▶ _WORK TO DO_
Copy every entry word for word, but skip the pictures.

▶ _RECORDS SHOWN_
▶

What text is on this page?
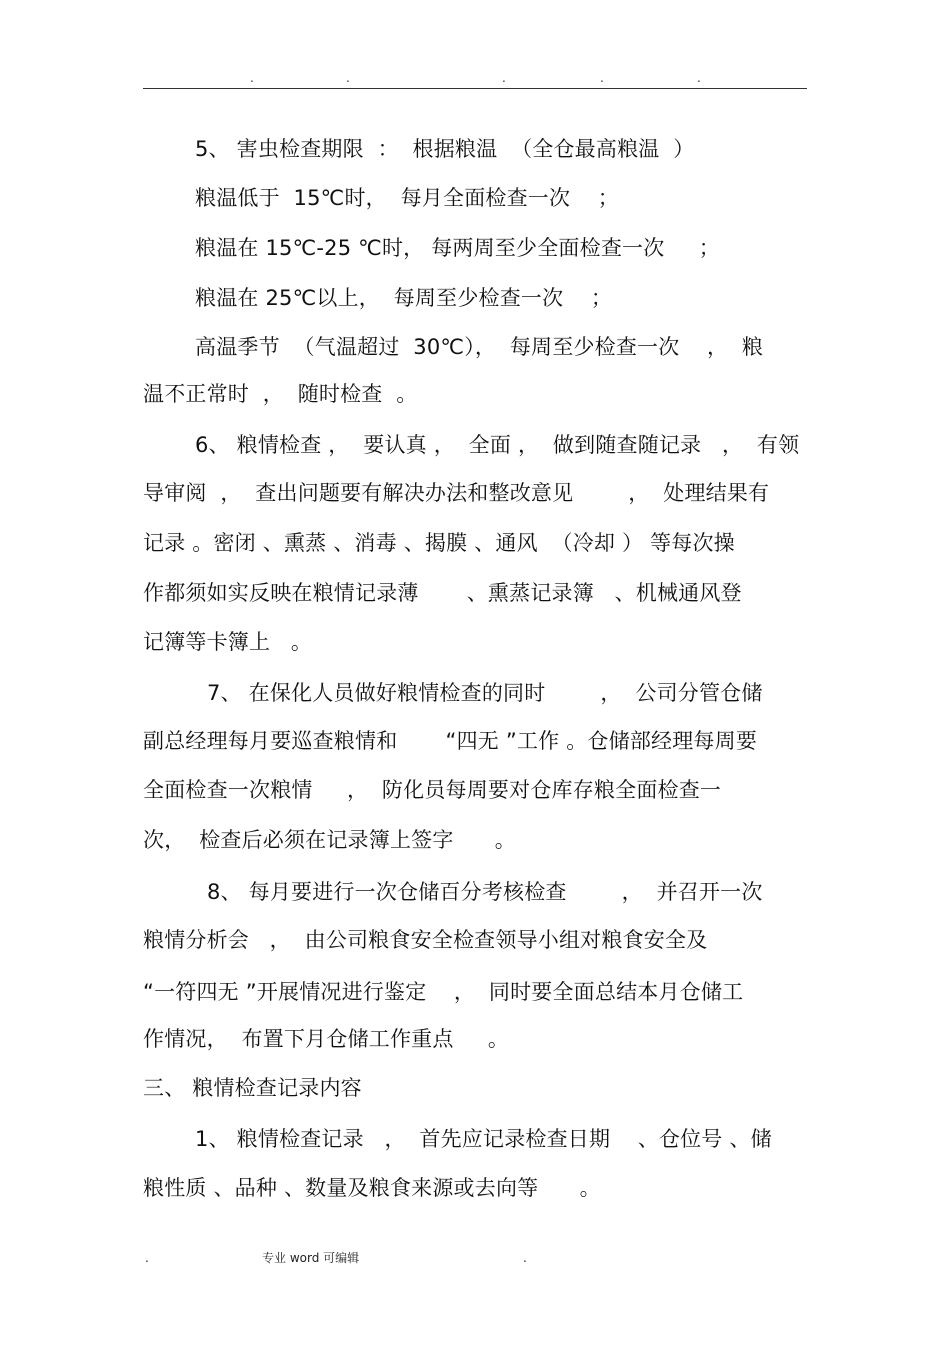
.	.	.	.	.
5、 害虫检查期限  ：  根据粮温  （全仓最高粮温  ）
粮温低于  15℃时，  每月全面检查一次    ；
粮温在 15℃-25 ℃时， 每两周至少全面检查一次     ；
粮温在 25℃以上，  每周至少检查一次    ；
高温季节  （气温超过  30℃），  每周至少检查一次    ，  粮
温不正常时  ，  随时检查  。
6、 粮情检查 ，  要认真 ，  全面 ，  做到随查随记录   ，  有领
导审阅  ，  查出问题要有解决办法和整改意见        ，  处理结果有
记录 。密闭 、熏蒸 、消毒 、揭膜 、通风  （冷却 ） 等每次操
作都须如实反映在粮情记录薄       、熏蒸记录簿   、机械通风登
记簿等卡簿上   。
7、 在保化人员做好粮情检查的同时        ，  公司分管仓储
副总经理每月要巡查粮情和       “四无 ”工作 。仓储部经理每周要
全面检查一次粮情     ，  防化员每周要对仓库存粮全面检查一
次，  检查后必须在记录簿上签字      。
8、 每月要进行一次仓储百分考核检查        ，  并召开一次
粮情分析会   ，  由公司粮食安全检查领导小组对粮食安全及
“一符四无 ”开展情况进行鉴定    ，  同时要全面总结本月仓储工
作情况，  布置下月仓储工作重点     。
三、 粮情检查记录内容
1、 粮情检查记录   ，  首先应记录检查日期    、仓位号 、储
粮性质 、品种 、数量及粮食来源或去向等      。
.	专业 word 可编辑	.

◀

▶ _ANSWER IN FULL_
What text is on this page?
.	.	.	.	.
5、 害虫检查期限  ：  根据粮温  （全仓最高粮温  ）
粮温低于  15℃时，  每月全面检查一次    ；
粮温在 15℃-25 ℃时， 每两周至少全面检查一次     ；
粮温在 25℃以上，  每周至少检查一次    ；
高温季节  （气温超过  30℃），  每周至少检查一次    ，  粮
温不正常时  ，  随时检查  。
6、 粮情检查 ，  要认真 ，  全面 ，  做到随查随记录   ，  有领
导审阅  ，  查出问题要有解决办法和整改意见        ，  处理结果有
记录 。密闭 、熏蒸 、消毒 、揭膜 、通风  （冷却 ） 等每次操
作都须如实反映在粮情记录薄       、熏蒸记录簿   、机械通风登
记簿等卡簿上   。
7、 在保化人员做好粮情检查的同时        ，  公司分管仓储
副总经理每月要巡查粮情和       “四无 ”工作 。仓储部经理每周要
全面检查一次粮情     ，  防化员每周要对仓库存粮全面检查一
次，  检查后必须在记录簿上签字      。
8、 每月要进行一次仓储百分考核检查        ，  并召开一次
粮情分析会   ，  由公司粮食安全检查领导小组对粮食安全及
“一符四无 ”开展情况进行鉴定    ，  同时要全面总结本月仓储工
作情况，  布置下月仓储工作重点     。
三、 粮情检查记录内容
1、 粮情检查记录   ，  首先应记录检查日期    、仓位号 、储
粮性质 、品种 、数量及粮食来源或去向等      。
.	专业 word 可编辑	.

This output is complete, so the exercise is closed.